**Task**
Reproduce the records below exactly as they appear, omitting any pictures they contain.

**Input rows**

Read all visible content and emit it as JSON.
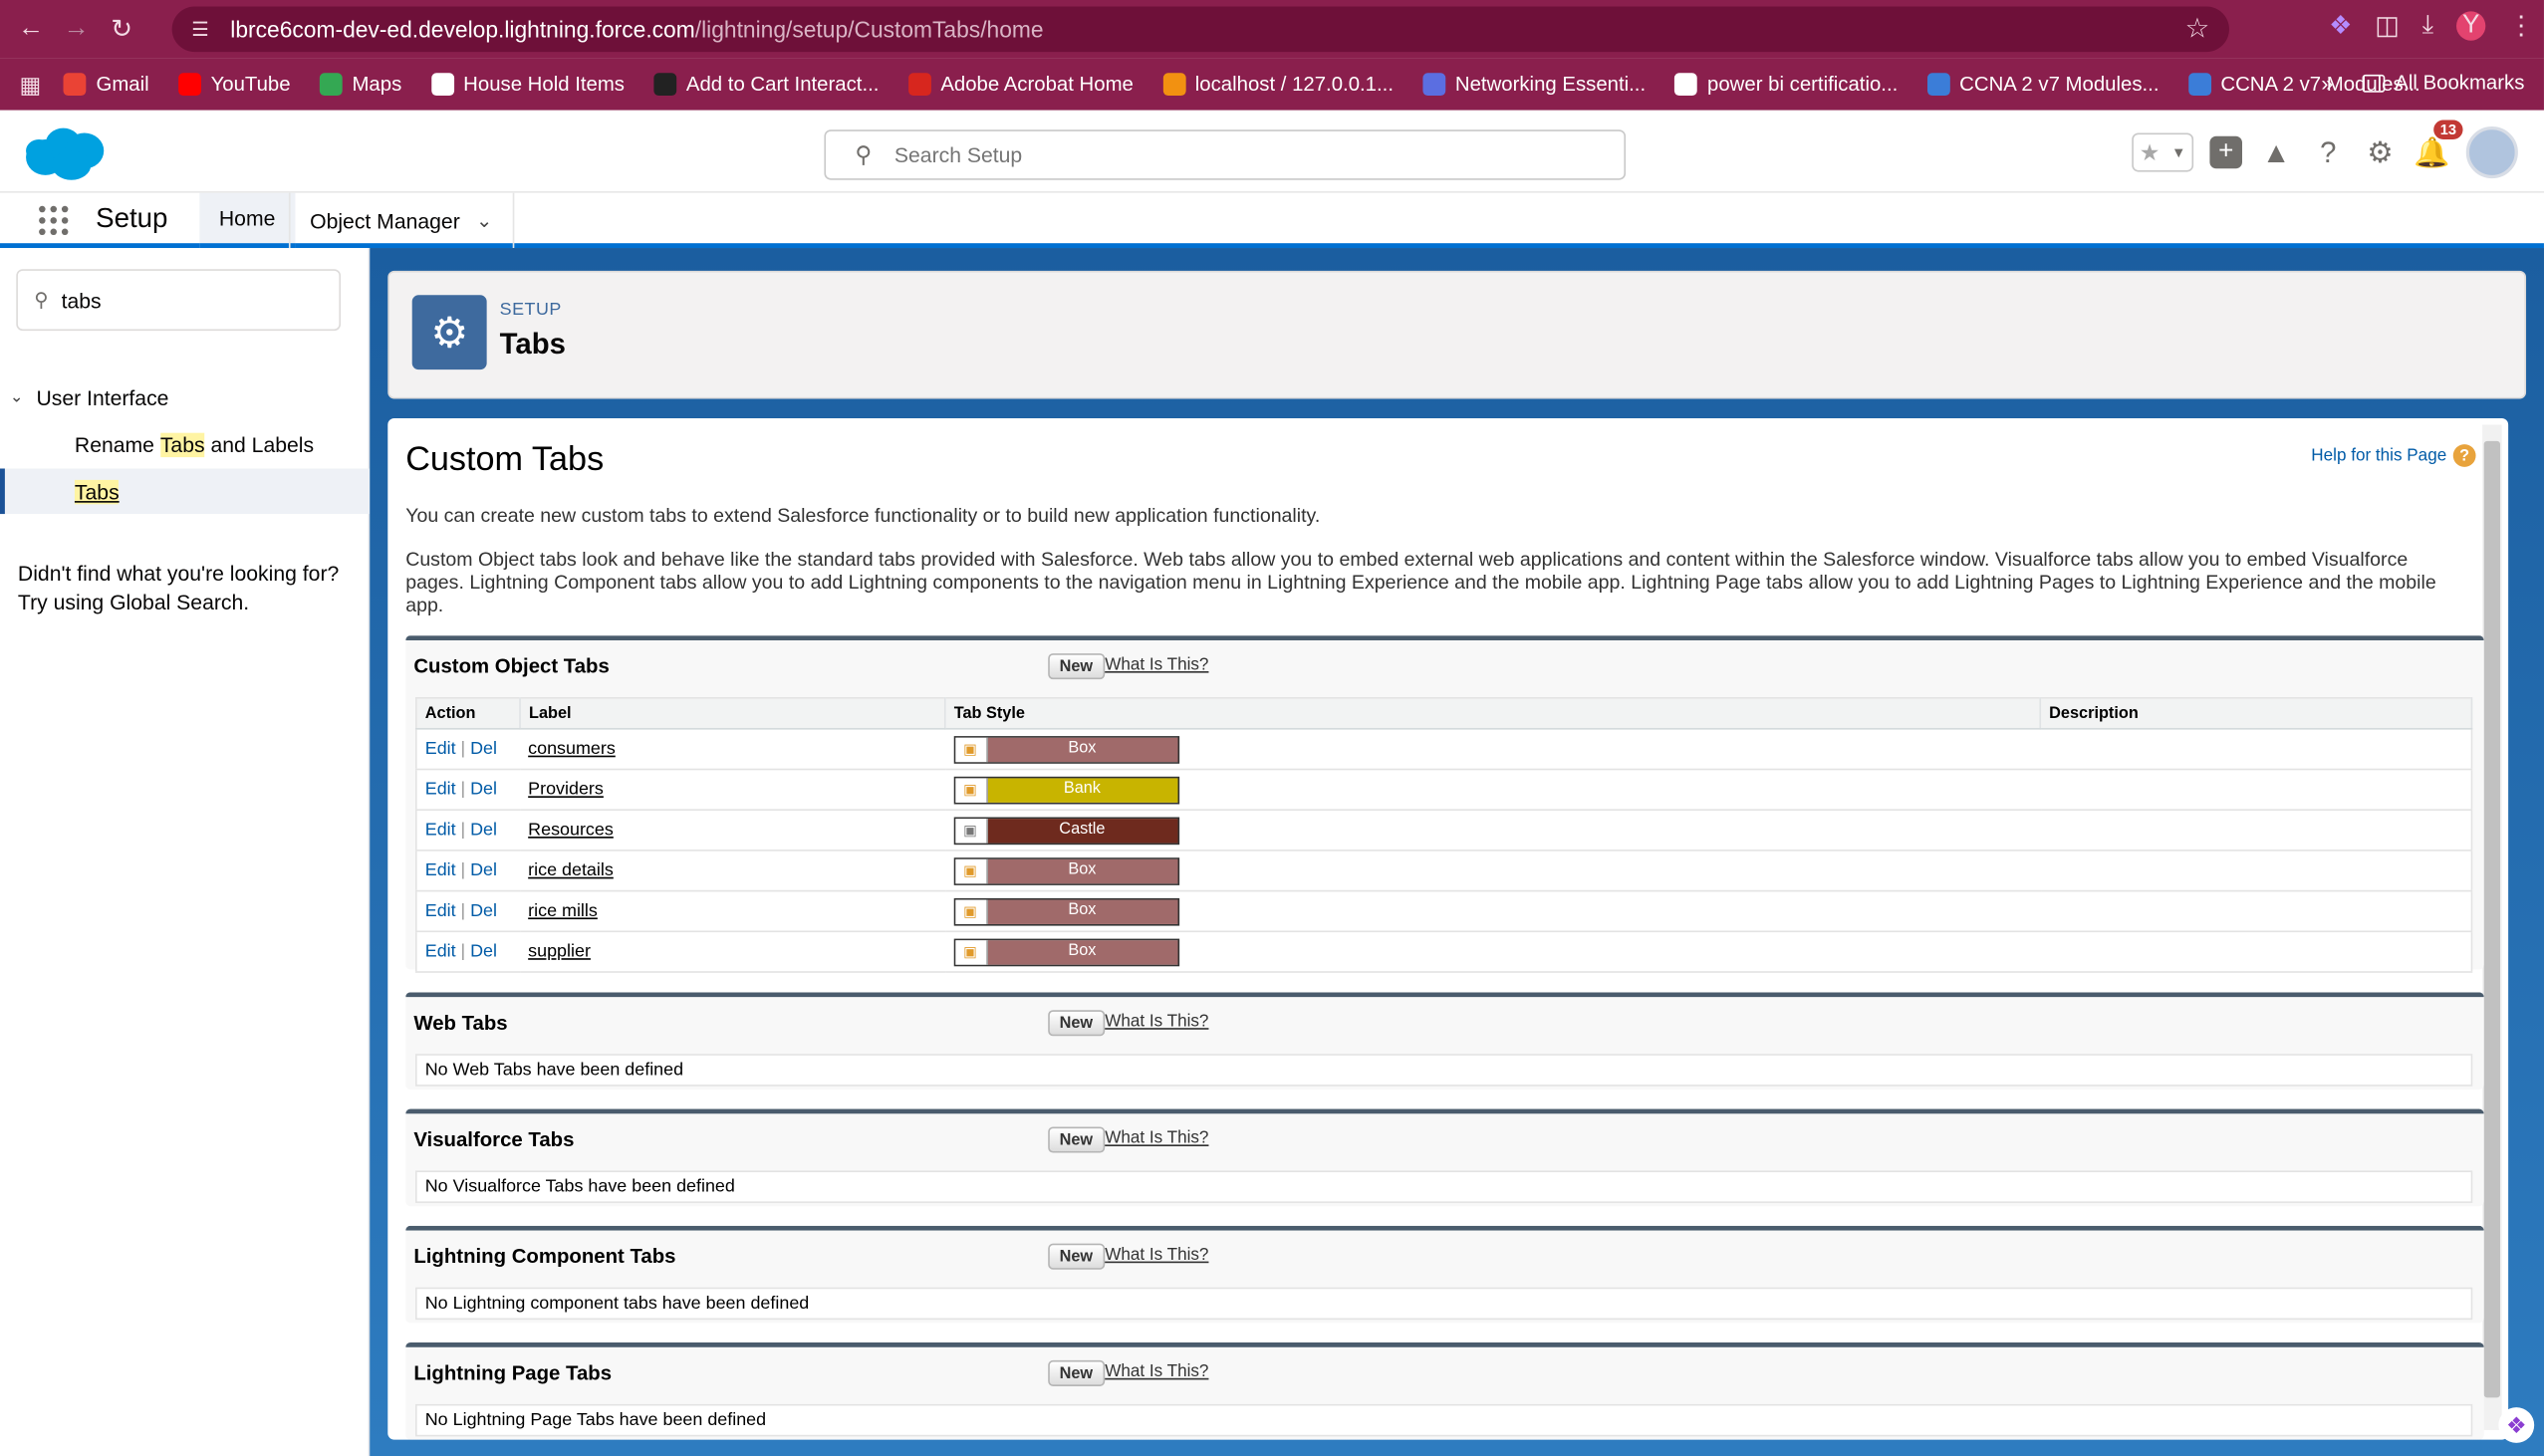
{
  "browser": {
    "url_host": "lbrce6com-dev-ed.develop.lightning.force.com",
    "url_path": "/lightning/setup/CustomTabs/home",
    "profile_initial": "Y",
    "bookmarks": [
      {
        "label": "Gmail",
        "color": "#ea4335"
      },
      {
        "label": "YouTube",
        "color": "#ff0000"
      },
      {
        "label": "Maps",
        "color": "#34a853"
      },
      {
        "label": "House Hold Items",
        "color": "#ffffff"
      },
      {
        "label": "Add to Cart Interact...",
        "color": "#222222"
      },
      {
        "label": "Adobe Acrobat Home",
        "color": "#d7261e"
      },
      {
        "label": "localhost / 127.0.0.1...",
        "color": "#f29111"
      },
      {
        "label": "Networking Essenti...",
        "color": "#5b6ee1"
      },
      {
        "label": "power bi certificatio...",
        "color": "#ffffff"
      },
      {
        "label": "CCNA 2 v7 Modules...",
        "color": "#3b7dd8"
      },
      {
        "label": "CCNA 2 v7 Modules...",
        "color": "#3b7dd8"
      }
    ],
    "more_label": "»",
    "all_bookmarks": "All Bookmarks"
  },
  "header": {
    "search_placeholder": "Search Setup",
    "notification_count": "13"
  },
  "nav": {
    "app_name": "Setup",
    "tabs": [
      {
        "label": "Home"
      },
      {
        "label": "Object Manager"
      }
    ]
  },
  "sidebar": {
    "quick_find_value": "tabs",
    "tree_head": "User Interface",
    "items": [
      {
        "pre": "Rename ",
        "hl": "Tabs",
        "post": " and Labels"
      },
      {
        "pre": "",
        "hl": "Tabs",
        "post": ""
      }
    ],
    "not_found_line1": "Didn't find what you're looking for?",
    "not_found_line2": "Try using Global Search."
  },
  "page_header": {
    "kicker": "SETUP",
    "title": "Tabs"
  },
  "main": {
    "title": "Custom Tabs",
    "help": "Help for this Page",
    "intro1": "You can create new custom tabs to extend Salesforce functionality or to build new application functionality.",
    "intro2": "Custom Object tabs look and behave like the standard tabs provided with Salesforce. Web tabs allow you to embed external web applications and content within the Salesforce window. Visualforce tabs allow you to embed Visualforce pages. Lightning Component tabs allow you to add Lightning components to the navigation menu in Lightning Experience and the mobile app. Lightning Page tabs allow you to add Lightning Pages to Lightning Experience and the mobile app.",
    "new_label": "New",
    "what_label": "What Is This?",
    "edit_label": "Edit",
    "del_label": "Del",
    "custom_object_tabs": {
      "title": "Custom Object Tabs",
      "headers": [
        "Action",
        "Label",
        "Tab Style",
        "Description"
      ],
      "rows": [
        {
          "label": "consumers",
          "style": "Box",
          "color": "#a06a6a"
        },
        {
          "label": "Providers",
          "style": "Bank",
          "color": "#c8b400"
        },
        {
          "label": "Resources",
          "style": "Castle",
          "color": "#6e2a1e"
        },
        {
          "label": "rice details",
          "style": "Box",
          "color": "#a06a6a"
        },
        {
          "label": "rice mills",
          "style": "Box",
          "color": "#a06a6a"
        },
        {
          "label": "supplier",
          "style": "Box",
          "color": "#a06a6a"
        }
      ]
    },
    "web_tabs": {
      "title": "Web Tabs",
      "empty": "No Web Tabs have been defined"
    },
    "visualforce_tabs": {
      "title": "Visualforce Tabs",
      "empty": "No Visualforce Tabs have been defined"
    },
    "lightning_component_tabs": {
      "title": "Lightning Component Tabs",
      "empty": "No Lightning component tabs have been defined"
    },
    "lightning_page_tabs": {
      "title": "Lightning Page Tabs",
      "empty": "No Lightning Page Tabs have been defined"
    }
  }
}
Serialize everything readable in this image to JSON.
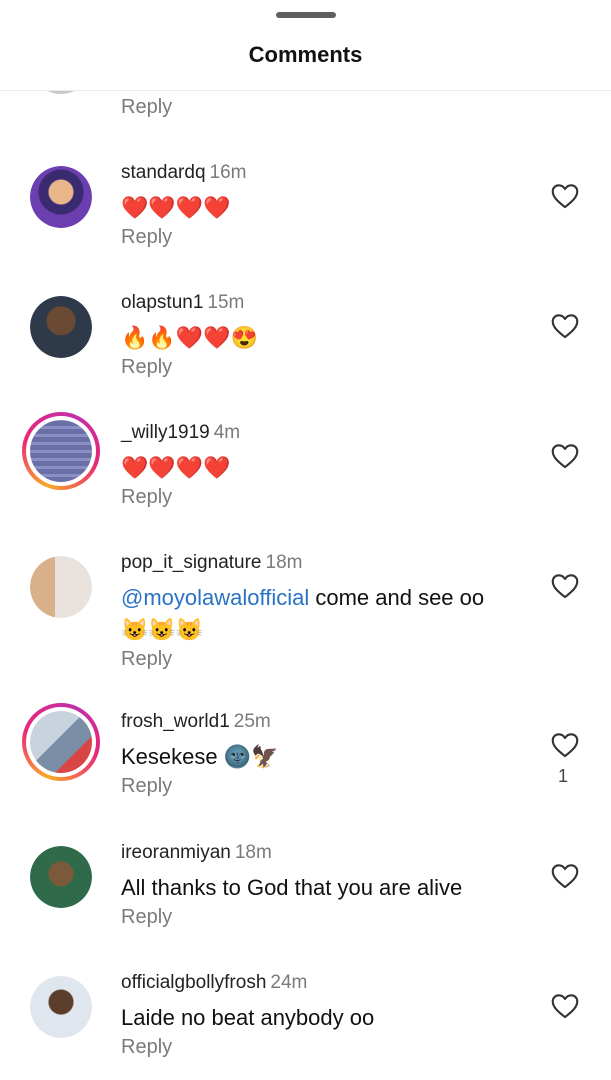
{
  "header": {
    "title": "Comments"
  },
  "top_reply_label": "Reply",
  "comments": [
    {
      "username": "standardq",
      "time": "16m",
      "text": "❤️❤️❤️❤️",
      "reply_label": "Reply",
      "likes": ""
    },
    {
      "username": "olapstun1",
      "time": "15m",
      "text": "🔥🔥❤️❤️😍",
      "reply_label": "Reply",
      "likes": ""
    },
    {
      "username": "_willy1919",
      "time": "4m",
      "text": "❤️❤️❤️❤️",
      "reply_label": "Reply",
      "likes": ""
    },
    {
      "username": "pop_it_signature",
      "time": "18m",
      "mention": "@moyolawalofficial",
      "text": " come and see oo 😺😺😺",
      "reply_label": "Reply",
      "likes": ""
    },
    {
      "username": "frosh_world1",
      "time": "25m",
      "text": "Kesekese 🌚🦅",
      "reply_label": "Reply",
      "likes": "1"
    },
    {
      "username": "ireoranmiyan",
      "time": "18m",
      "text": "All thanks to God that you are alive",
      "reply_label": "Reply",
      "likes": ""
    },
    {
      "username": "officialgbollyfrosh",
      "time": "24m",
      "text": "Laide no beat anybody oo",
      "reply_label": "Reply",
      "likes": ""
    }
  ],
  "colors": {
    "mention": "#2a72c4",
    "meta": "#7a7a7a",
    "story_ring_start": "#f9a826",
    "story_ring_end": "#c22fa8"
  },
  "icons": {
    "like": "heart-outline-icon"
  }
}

**Answer to the task**
Read all visible content and emit it as JSON.
{
  "browser": {
    "url_host": "lbrce6com-dev-ed.develop.lightning.force.com",
    "url_path": "/lightning/setup/CustomTabs/home",
    "profile_initial": "Y",
    "bookmarks": [
      {
        "label": "Gmail",
        "color": "#ea4335"
      },
      {
        "label": "YouTube",
        "color": "#ff0000"
      },
      {
        "label": "Maps",
        "color": "#34a853"
      },
      {
        "label": "House Hold Items",
        "color": "#ffffff"
      },
      {
        "label": "Add to Cart Interact...",
        "color": "#222222"
      },
      {
        "label": "Adobe Acrobat Home",
        "color": "#d7261e"
      },
      {
        "label": "localhost / 127.0.0.1...",
        "color": "#f29111"
      },
      {
        "label": "Networking Essenti...",
        "color": "#5b6ee1"
      },
      {
        "label": "power bi certificatio...",
        "color": "#ffffff"
      },
      {
        "label": "CCNA 2 v7 Modules...",
        "color": "#3b7dd8"
      },
      {
        "label": "CCNA 2 v7 Modules...",
        "color": "#3b7dd8"
      }
    ],
    "more_label": "»",
    "all_bookmarks": "All Bookmarks"
  },
  "header": {
    "search_placeholder": "Search Setup",
    "notification_count": "13"
  },
  "nav": {
    "app_name": "Setup",
    "tabs": [
      {
        "label": "Home"
      },
      {
        "label": "Object Manager"
      }
    ]
  },
  "sidebar": {
    "quick_find_value": "tabs",
    "tree_head": "User Interface",
    "items": [
      {
        "pre": "Rename ",
        "hl": "Tabs",
        "post": " and Labels"
      },
      {
        "pre": "",
        "hl": "Tabs",
        "post": ""
      }
    ],
    "not_found_line1": "Didn't find what you're looking for?",
    "not_found_line2": "Try using Global Search."
  },
  "page_header": {
    "kicker": "SETUP",
    "title": "Tabs"
  },
  "main": {
    "title": "Custom Tabs",
    "help": "Help for this Page",
    "intro1": "You can create new custom tabs to extend Salesforce functionality or to build new application functionality.",
    "intro2": "Custom Object tabs look and behave like the standard tabs provided with Salesforce. Web tabs allow you to embed external web applications and content within the Salesforce window. Visualforce tabs allow you to embed Visualforce pages. Lightning Component tabs allow you to add Lightning components to the navigation menu in Lightning Experience and the mobile app. Lightning Page tabs allow you to add Lightning Pages to Lightning Experience and the mobile app.",
    "new_label": "New",
    "what_label": "What Is This?",
    "edit_label": "Edit",
    "del_label": "Del",
    "custom_object_tabs": {
      "title": "Custom Object Tabs",
      "headers": [
        "Action",
        "Label",
        "Tab Style",
        "Description"
      ],
      "rows": [
        {
          "label": "consumers",
          "style": "Box",
          "color": "#a06a6a"
        },
        {
          "label": "Providers",
          "style": "Bank",
          "color": "#c8b400"
        },
        {
          "label": "Resources",
          "style": "Castle",
          "color": "#6e2a1e"
        },
        {
          "label": "rice details",
          "style": "Box",
          "color": "#a06a6a"
        },
        {
          "label": "rice mills",
          "style": "Box",
          "color": "#a06a6a"
        },
        {
          "label": "supplier",
          "style": "Box",
          "color": "#a06a6a"
        }
      ]
    },
    "web_tabs": {
      "title": "Web Tabs",
      "empty": "No Web Tabs have been defined"
    },
    "visualforce_tabs": {
      "title": "Visualforce Tabs",
      "empty": "No Visualforce Tabs have been defined"
    },
    "lightning_component_tabs": {
      "title": "Lightning Component Tabs",
      "empty": "No Lightning component tabs have been defined"
    },
    "lightning_page_tabs": {
      "title": "Lightning Page Tabs",
      "empty": "No Lightning Page Tabs have been defined"
    }
  }
}
Serialize everything readable in this image to JSON.
{
  "header": {
    "title": "Comments"
  },
  "top_reply_label": "Reply",
  "comments": [
    {
      "username": "standardq",
      "time": "16m",
      "text": "❤️❤️❤️❤️",
      "reply_label": "Reply",
      "likes": ""
    },
    {
      "username": "olapstun1",
      "time": "15m",
      "text": "🔥🔥❤️❤️😍",
      "reply_label": "Reply",
      "likes": ""
    },
    {
      "username": "_willy1919",
      "time": "4m",
      "text": "❤️❤️❤️❤️",
      "reply_label": "Reply",
      "likes": ""
    },
    {
      "username": "pop_it_signature",
      "time": "18m",
      "mention": "@moyolawalofficial",
      "text": " come and see oo 😺😺😺",
      "reply_label": "Reply",
      "likes": ""
    },
    {
      "username": "frosh_world1",
      "time": "25m",
      "text": "Kesekese 🌚🦅",
      "reply_label": "Reply",
      "likes": "1"
    },
    {
      "username": "ireoranmiyan",
      "time": "18m",
      "text": "All thanks to God that you are alive",
      "reply_label": "Reply",
      "likes": ""
    },
    {
      "username": "officialgbollyfrosh",
      "time": "24m",
      "text": "Laide no beat anybody oo",
      "reply_label": "Reply",
      "likes": ""
    }
  ],
  "colors": {
    "mention": "#2a72c4",
    "meta": "#7a7a7a",
    "story_ring_start": "#f9a826",
    "story_ring_end": "#c22fa8"
  },
  "icons": {
    "like": "heart-outline-icon"
  }
}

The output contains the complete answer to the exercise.